[Opening DATA SHOWN section]

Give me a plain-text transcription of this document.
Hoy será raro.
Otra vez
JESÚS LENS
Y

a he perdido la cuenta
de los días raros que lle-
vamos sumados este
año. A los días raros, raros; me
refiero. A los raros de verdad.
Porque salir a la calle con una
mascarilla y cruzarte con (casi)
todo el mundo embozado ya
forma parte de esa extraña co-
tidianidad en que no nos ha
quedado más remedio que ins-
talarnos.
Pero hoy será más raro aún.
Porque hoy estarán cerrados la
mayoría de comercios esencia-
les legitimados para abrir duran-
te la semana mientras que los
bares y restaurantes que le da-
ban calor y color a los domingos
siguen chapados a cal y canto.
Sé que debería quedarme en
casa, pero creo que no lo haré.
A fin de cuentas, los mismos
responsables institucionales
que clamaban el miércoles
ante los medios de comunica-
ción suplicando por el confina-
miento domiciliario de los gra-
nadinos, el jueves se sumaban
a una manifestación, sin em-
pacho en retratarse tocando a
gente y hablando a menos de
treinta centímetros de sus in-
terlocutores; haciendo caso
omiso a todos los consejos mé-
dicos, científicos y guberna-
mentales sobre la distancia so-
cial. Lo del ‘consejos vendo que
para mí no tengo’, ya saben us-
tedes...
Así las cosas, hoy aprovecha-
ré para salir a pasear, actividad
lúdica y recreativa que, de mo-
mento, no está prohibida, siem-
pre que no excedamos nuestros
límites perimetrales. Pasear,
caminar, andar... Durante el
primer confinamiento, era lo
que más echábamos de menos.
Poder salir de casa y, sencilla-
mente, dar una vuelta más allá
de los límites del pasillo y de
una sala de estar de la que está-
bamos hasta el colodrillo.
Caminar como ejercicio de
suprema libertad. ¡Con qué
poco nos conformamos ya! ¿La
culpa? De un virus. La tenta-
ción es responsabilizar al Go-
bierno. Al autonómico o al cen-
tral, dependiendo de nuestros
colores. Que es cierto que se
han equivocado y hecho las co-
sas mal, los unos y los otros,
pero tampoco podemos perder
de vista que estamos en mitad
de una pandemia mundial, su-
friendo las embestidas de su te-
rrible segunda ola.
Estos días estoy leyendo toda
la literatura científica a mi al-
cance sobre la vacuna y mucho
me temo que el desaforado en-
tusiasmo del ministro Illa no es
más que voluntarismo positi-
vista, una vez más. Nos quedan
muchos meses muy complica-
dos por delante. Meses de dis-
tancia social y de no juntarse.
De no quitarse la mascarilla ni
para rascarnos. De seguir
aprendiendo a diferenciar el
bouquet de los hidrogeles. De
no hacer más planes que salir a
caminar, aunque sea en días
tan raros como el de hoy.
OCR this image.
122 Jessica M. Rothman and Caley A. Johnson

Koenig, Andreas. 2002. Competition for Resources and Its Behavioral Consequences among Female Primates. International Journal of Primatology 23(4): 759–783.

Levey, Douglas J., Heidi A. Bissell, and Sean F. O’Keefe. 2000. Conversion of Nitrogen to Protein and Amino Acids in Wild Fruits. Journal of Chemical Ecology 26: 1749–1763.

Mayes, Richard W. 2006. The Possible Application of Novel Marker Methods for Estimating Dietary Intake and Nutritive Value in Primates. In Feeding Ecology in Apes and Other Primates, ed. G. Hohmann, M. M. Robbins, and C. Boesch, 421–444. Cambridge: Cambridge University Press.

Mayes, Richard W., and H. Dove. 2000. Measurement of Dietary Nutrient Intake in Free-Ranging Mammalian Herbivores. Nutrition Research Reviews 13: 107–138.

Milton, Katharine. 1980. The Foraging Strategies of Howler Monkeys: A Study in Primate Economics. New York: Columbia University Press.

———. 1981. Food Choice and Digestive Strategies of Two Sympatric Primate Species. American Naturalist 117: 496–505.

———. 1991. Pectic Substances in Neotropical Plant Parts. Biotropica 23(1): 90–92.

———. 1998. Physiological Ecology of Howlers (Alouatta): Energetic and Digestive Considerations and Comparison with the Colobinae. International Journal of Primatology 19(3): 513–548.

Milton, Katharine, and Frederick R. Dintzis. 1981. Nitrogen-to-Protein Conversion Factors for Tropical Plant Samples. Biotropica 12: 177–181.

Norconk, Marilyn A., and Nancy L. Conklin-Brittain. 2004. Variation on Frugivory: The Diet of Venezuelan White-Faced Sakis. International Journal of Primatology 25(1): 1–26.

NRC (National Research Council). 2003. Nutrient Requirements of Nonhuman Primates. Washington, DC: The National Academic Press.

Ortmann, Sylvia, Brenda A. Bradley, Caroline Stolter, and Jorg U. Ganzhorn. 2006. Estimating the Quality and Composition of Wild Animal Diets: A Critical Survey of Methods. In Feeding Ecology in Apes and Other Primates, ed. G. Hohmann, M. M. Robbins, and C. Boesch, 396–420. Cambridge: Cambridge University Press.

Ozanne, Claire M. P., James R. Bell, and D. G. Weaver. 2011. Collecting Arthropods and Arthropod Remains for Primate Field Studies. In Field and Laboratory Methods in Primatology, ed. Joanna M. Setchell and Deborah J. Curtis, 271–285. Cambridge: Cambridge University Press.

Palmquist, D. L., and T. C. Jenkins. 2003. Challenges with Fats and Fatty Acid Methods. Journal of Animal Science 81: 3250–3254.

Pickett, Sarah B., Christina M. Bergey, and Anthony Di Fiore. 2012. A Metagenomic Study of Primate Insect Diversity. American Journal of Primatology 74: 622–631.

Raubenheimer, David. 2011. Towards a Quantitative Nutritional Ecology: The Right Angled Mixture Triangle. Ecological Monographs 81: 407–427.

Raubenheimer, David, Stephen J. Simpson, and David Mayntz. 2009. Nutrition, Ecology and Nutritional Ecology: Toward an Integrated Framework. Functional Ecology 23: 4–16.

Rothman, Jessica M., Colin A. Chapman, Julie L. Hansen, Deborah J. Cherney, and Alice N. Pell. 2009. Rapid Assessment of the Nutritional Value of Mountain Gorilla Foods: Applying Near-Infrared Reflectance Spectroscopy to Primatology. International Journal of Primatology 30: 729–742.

[Closing DATA SHOWN section]

### TASK GOAL
Looking at the entries above, how many lines contain "Strategies"? State the number and nothing more.

### ANSWER SECTION
2